--- START OF DATA ENTRIES ---

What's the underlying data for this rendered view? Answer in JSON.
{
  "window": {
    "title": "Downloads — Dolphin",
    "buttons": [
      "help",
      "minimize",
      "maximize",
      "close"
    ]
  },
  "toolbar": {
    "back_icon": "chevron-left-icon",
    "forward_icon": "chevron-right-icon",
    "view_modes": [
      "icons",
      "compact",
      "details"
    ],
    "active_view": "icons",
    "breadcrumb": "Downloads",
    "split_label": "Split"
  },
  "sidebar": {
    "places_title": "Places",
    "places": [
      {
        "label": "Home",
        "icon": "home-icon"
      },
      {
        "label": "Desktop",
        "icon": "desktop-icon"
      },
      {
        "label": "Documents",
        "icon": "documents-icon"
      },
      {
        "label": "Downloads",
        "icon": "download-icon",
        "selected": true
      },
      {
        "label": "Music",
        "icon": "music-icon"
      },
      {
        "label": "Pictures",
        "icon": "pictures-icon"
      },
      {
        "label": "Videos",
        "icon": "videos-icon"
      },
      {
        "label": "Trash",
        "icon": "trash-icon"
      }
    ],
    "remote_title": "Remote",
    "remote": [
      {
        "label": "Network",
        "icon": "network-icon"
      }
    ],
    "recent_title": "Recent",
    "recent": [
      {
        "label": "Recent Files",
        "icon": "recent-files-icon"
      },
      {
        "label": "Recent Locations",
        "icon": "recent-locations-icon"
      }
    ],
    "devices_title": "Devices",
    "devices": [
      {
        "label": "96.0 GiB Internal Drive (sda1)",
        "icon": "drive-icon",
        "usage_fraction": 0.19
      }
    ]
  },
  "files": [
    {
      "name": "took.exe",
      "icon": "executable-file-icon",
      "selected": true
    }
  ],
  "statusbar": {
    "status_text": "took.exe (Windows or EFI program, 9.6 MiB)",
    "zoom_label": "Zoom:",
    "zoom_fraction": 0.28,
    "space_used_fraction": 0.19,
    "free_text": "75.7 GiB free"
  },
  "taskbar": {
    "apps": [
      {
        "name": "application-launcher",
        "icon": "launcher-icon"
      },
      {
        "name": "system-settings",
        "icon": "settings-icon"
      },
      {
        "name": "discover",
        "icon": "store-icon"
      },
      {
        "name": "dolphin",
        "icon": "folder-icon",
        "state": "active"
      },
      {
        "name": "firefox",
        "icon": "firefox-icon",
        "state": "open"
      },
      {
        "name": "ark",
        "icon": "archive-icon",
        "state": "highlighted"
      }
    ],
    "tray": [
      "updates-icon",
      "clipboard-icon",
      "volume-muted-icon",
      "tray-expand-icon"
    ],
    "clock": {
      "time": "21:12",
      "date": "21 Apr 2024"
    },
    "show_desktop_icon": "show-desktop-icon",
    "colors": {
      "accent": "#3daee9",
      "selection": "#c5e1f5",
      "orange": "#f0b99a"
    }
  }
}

--- END OF DATA ENTRIES ---

## DO THIS
Reproduce the full set of records precisely.

## RESPONSE
What's the underlying data for this rendered view? Answer in JSON.
{
  "window": {
    "title": "Downloads — Dolphin",
    "buttons": [
      "help",
      "minimize",
      "maximize",
      "close"
    ]
  },
  "toolbar": {
    "back_icon": "chevron-left-icon",
    "forward_icon": "chevron-right-icon",
    "view_modes": [
      "icons",
      "compact",
      "details"
    ],
    "active_view": "icons",
    "breadcrumb": "Downloads",
    "split_label": "Split"
  },
  "sidebar": {
    "places_title": "Places",
    "places": [
      {
        "label": "Home",
        "icon": "home-icon"
      },
      {
        "label": "Desktop",
        "icon": "desktop-icon"
      },
      {
        "label": "Documents",
        "icon": "documents-icon"
      },
      {
        "label": "Downloads",
        "icon": "download-icon",
        "selected": true
      },
      {
        "label": "Music",
        "icon": "music-icon"
      },
      {
        "label": "Pictures",
        "icon": "pictures-icon"
      },
      {
        "label": "Videos",
        "icon": "videos-icon"
      },
      {
        "label": "Trash",
        "icon": "trash-icon"
      }
    ],
    "remote_title": "Remote",
    "remote": [
      {
        "label": "Network",
        "icon": "network-icon"
      }
    ],
    "recent_title": "Recent",
    "recent": [
      {
        "label": "Recent Files",
        "icon": "recent-files-icon"
      },
      {
        "label": "Recent Locations",
        "icon": "recent-locations-icon"
      }
    ],
    "devices_title": "Devices",
    "devices": [
      {
        "label": "96.0 GiB Internal Drive (sda1)",
        "icon": "drive-icon",
        "usage_fraction": 0.19
      }
    ]
  },
  "files": [
    {
      "name": "took.exe",
      "icon": "executable-file-icon",
      "selected": true
    }
  ],
  "statusbar": {
    "status_text": "took.exe (Windows or EFI program, 9.6 MiB)",
    "zoom_label": "Zoom:",
    "zoom_fraction": 0.28,
    "space_used_fraction": 0.19,
    "free_text": "75.7 GiB free"
  },
  "taskbar": {
    "apps": [
      {
        "name": "application-launcher",
        "icon": "launcher-icon"
      },
      {
        "name": "system-settings",
        "icon": "settings-icon"
      },
      {
        "name": "discover",
        "icon": "store-icon"
      },
      {
        "name": "dolphin",
        "icon": "folder-icon",
        "state": "active"
      },
      {
        "name": "firefox",
        "icon": "firefox-icon",
        "state": "open"
      },
      {
        "name": "ark",
        "icon": "archive-icon",
        "state": "highlighted"
      }
    ],
    "tray": [
      "updates-icon",
      "clipboard-icon",
      "volume-muted-icon",
      "tray-expand-icon"
    ],
    "clock": {
      "time": "21:12",
      "date": "21 Apr 2024"
    },
    "show_desktop_icon": "show-desktop-icon",
    "colors": {
      "accent": "#3daee9",
      "selection": "#c5e1f5",
      "orange": "#f0b99a"
    }
  }
}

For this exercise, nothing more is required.